╭─ Stored records

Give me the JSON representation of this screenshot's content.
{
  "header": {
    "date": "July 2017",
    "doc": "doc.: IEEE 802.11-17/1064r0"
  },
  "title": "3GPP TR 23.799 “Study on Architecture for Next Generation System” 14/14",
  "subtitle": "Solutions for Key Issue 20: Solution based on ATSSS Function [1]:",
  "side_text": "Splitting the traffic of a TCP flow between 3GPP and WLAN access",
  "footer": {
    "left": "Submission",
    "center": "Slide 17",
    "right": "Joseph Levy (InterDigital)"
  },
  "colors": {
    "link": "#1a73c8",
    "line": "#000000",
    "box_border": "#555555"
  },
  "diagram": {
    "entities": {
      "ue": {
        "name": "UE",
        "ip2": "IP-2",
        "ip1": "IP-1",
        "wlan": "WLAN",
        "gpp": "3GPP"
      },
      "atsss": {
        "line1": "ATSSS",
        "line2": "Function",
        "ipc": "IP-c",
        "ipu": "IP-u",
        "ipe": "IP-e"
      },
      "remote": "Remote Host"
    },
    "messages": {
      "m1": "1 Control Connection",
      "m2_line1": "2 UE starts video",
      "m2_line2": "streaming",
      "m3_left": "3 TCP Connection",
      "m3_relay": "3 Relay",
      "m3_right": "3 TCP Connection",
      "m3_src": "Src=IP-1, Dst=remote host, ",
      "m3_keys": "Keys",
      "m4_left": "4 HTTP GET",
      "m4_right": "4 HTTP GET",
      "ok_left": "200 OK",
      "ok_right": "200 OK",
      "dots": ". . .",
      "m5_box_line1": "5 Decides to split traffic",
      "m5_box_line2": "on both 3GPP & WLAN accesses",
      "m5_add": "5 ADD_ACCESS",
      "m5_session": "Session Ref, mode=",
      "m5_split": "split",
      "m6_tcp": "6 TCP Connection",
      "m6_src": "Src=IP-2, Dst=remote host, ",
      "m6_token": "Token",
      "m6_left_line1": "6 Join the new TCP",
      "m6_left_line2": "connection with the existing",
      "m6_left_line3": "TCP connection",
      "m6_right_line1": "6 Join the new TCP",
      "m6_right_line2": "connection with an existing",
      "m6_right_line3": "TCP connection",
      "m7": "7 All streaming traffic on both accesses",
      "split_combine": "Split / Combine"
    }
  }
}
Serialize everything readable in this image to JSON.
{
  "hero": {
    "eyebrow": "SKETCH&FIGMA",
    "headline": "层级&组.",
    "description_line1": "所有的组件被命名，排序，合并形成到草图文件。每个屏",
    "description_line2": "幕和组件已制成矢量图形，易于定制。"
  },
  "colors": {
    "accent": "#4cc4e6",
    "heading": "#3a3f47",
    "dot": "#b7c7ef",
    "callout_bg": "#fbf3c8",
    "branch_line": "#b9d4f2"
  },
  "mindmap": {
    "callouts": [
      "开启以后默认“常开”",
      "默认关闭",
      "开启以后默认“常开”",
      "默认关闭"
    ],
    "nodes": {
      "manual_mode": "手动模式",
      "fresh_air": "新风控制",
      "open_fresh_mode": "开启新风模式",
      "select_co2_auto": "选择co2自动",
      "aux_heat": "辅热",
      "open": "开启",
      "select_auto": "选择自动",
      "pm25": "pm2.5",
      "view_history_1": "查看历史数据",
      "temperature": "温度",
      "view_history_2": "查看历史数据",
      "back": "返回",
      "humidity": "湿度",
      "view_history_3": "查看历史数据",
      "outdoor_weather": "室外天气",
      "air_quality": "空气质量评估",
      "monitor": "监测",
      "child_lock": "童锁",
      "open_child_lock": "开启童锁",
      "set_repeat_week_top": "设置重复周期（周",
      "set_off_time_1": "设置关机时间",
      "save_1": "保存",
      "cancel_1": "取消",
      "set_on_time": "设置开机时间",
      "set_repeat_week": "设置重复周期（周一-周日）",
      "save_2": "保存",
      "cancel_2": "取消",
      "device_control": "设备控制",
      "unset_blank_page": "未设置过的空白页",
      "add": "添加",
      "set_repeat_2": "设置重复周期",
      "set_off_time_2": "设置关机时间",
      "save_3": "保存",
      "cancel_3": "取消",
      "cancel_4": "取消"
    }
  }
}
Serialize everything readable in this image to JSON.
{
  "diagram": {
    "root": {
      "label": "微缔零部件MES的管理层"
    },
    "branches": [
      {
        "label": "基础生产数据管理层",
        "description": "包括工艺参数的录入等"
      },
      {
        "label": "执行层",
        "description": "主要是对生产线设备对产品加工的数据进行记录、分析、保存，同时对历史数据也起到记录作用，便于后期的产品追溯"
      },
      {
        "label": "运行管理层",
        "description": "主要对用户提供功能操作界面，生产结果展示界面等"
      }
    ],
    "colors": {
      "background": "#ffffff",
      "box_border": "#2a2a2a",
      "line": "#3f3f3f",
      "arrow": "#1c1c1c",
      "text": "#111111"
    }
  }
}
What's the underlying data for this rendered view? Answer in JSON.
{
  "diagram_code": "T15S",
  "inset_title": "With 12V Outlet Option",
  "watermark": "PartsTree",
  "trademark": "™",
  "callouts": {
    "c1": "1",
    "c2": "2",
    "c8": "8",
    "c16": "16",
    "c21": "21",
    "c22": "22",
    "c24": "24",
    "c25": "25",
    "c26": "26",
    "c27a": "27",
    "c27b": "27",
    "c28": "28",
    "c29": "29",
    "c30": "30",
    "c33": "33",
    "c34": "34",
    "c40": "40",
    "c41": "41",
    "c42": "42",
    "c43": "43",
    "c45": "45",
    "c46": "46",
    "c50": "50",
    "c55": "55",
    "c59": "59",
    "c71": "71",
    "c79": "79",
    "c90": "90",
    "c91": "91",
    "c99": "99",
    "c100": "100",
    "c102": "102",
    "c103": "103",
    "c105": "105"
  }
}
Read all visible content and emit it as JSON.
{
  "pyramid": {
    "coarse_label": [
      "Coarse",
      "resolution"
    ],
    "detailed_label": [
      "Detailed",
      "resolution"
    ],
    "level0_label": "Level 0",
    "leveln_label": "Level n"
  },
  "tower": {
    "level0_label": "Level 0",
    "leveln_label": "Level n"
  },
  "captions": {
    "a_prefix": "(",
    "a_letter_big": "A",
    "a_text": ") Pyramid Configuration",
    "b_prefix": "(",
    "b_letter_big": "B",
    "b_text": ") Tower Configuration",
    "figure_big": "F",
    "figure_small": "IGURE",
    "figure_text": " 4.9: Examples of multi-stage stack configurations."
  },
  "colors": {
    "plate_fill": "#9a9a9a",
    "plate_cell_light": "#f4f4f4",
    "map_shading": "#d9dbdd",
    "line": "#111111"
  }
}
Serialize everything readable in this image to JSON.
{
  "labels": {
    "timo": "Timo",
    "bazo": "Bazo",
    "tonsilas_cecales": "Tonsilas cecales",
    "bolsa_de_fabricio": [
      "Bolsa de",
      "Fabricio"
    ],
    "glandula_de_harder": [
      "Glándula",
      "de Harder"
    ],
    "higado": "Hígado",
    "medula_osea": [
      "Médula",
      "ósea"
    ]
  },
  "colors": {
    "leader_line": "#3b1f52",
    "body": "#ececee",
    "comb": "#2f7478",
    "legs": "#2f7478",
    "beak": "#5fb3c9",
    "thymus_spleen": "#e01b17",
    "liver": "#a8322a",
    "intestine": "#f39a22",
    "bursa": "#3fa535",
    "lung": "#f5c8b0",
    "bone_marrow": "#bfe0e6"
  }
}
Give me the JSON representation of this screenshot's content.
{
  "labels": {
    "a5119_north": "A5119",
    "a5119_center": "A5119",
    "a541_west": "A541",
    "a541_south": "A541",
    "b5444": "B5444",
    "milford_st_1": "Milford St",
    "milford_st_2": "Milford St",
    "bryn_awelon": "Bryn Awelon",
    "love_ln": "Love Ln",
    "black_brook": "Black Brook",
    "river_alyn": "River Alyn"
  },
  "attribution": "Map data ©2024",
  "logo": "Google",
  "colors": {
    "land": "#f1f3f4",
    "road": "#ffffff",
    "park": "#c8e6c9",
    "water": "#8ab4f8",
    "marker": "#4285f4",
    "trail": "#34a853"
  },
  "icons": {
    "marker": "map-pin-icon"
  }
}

╰─

▶ [Problem statement]: Find every line that holds "data" and copy it.

▶ [Answer in full]:
What's the underlying data for this rendered view? Answer in JSON.
  "attribution": "Map data ©2024",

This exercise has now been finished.